- **PROMPT**
Out of the lines below, please list those that hold the string "descarboxilasa".

- **DATA SHOWN**
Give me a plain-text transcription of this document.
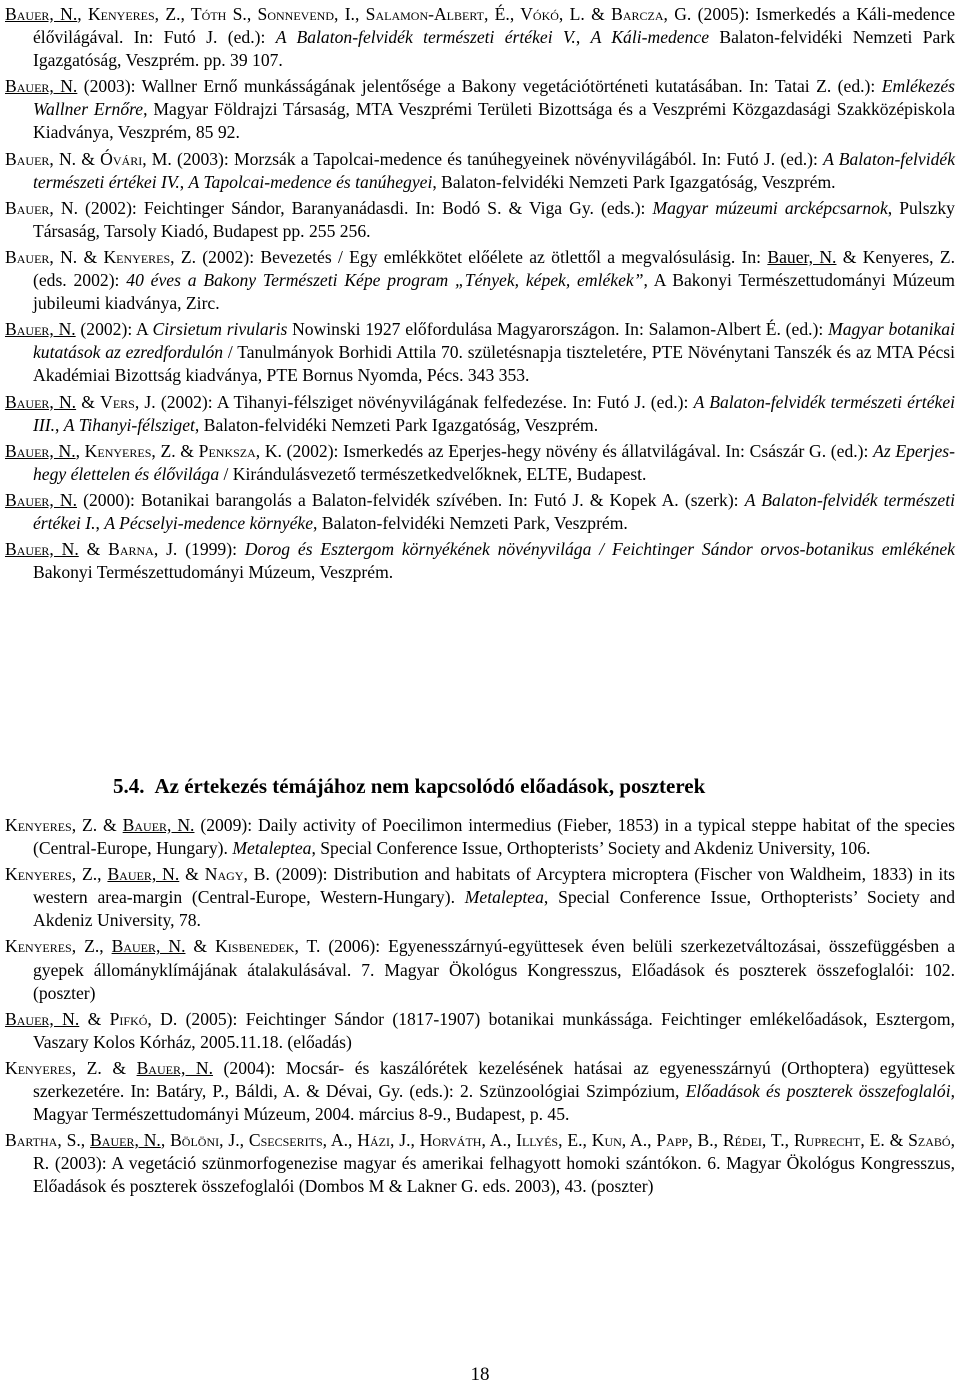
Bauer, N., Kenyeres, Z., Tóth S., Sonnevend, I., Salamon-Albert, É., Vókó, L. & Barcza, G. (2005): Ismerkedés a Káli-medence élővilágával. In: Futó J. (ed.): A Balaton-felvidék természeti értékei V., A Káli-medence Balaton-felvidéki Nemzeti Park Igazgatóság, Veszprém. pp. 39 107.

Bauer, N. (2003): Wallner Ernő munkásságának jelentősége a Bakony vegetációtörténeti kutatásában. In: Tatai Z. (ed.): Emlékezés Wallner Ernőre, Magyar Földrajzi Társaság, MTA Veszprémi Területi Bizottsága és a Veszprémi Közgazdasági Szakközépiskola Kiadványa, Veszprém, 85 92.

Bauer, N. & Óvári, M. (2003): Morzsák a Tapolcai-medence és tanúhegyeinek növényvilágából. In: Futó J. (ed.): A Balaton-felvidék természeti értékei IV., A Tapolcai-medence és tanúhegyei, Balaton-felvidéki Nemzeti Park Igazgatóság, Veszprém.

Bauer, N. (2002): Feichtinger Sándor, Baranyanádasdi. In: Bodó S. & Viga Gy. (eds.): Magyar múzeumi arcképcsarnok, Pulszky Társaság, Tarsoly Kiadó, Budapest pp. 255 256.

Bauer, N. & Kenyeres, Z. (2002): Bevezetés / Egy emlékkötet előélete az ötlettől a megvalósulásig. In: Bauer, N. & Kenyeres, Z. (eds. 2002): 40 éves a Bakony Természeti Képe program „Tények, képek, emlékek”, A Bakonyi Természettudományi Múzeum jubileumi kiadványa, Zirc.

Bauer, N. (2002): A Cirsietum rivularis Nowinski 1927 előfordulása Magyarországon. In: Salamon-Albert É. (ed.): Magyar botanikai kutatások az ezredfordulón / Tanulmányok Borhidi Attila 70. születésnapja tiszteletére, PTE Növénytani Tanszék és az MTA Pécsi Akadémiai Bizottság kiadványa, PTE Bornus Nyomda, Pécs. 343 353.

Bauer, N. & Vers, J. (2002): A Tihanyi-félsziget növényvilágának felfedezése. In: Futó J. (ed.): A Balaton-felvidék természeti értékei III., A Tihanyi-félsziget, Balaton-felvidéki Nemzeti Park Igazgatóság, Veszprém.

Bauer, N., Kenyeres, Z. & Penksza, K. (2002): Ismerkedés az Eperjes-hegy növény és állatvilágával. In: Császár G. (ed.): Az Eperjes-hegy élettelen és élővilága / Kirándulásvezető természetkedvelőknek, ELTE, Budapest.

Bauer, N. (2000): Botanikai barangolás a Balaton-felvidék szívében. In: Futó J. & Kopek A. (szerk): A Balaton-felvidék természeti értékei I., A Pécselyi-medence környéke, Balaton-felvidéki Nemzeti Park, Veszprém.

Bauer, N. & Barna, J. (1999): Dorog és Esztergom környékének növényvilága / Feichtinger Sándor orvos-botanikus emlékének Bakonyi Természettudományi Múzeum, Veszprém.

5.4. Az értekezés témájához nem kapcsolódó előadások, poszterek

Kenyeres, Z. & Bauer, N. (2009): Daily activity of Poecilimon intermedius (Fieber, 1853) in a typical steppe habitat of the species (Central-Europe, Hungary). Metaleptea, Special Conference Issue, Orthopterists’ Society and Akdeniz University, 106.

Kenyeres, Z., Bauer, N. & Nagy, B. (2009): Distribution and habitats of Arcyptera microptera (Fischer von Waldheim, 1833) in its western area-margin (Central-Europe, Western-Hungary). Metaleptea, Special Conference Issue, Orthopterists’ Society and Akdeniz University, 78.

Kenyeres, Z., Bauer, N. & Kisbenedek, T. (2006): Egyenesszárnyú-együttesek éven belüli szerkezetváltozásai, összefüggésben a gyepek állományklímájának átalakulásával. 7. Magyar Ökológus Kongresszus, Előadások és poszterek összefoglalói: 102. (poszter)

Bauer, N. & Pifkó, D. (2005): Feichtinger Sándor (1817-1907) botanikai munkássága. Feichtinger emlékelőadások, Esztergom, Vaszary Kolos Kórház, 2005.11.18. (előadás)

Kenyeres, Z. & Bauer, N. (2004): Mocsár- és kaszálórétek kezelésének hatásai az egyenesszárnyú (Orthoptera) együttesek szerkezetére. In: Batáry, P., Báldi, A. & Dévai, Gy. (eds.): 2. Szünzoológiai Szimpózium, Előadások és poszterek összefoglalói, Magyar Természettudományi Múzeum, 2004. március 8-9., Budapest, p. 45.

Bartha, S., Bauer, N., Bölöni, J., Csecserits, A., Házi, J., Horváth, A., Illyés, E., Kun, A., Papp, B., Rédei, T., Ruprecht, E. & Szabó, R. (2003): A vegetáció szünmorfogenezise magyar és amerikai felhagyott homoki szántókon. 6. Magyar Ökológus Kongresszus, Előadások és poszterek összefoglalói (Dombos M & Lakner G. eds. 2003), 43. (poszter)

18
* * *
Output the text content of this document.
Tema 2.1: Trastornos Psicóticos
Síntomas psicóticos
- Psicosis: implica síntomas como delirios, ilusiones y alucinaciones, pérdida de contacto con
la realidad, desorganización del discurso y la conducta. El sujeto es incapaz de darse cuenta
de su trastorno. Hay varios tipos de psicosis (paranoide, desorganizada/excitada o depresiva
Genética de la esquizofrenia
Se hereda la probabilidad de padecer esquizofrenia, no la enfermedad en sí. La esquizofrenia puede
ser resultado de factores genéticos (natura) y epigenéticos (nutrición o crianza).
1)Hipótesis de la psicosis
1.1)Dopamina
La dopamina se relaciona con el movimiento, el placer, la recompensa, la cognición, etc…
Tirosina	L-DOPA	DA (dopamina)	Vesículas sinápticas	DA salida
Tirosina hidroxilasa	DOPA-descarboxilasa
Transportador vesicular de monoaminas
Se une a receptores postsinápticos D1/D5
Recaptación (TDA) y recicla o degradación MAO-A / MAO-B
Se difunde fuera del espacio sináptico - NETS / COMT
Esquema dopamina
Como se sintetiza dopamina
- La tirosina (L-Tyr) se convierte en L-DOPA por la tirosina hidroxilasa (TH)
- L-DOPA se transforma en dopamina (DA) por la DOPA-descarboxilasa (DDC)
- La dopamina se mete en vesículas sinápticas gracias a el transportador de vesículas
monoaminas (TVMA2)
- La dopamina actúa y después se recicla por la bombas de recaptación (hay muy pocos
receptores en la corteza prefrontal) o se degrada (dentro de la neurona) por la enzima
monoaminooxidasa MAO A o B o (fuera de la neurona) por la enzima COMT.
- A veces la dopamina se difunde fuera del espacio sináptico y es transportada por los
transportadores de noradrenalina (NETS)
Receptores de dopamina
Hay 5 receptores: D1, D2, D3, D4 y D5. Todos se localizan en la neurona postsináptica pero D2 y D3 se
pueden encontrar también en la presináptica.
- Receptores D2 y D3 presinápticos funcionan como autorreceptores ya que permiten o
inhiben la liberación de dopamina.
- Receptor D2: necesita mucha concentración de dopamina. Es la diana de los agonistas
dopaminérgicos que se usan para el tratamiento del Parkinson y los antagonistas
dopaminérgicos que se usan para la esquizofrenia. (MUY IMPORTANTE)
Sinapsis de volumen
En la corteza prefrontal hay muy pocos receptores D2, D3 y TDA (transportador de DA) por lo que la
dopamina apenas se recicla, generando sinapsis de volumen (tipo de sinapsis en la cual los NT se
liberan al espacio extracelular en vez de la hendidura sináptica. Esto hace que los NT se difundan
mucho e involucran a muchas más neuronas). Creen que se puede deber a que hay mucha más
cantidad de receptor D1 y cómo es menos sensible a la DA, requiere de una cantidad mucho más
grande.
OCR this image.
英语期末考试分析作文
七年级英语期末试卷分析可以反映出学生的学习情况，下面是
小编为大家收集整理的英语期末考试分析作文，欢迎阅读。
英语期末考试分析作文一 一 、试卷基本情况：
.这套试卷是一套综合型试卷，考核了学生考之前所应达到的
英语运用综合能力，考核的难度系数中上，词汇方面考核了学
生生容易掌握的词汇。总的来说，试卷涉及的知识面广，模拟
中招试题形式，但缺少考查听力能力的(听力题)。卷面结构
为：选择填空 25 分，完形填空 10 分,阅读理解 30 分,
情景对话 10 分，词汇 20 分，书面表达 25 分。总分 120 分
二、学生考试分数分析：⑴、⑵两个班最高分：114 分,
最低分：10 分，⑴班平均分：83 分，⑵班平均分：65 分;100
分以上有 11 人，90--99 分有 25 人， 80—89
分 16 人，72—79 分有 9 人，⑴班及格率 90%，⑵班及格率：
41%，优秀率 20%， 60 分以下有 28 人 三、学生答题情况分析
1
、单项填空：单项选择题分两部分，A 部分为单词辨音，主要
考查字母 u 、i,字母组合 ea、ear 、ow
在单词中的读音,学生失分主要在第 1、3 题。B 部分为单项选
...
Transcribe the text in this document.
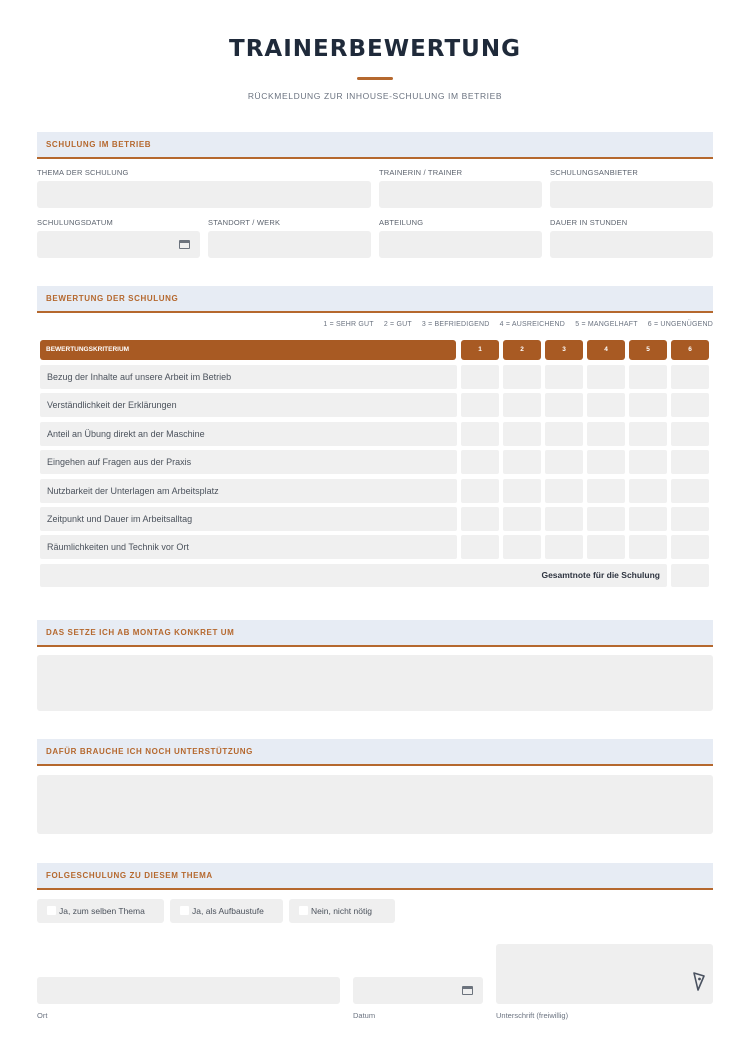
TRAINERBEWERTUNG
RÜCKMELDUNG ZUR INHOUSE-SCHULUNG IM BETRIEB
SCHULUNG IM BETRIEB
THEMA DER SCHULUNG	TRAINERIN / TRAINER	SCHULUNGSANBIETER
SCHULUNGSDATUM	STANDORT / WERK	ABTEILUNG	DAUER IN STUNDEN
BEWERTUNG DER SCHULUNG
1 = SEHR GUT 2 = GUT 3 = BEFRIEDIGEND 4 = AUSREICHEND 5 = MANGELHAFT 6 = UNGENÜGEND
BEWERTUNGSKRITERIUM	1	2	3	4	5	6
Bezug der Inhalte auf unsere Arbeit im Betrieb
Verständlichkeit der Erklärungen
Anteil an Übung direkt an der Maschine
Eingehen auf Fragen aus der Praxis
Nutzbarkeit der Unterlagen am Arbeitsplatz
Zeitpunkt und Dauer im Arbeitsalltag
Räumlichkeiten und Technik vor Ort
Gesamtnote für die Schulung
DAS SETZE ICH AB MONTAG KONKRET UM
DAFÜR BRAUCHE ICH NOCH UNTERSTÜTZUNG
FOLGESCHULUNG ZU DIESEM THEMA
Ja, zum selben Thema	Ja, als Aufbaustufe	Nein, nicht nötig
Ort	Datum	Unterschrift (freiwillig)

- **PROBLEM SOLUTION**
Tirosina hidroxilasa	DOPA-descarboxilasa
- L-DOPA se transforma en dopamina (DA) por la DOPA-descarboxilasa (DDC)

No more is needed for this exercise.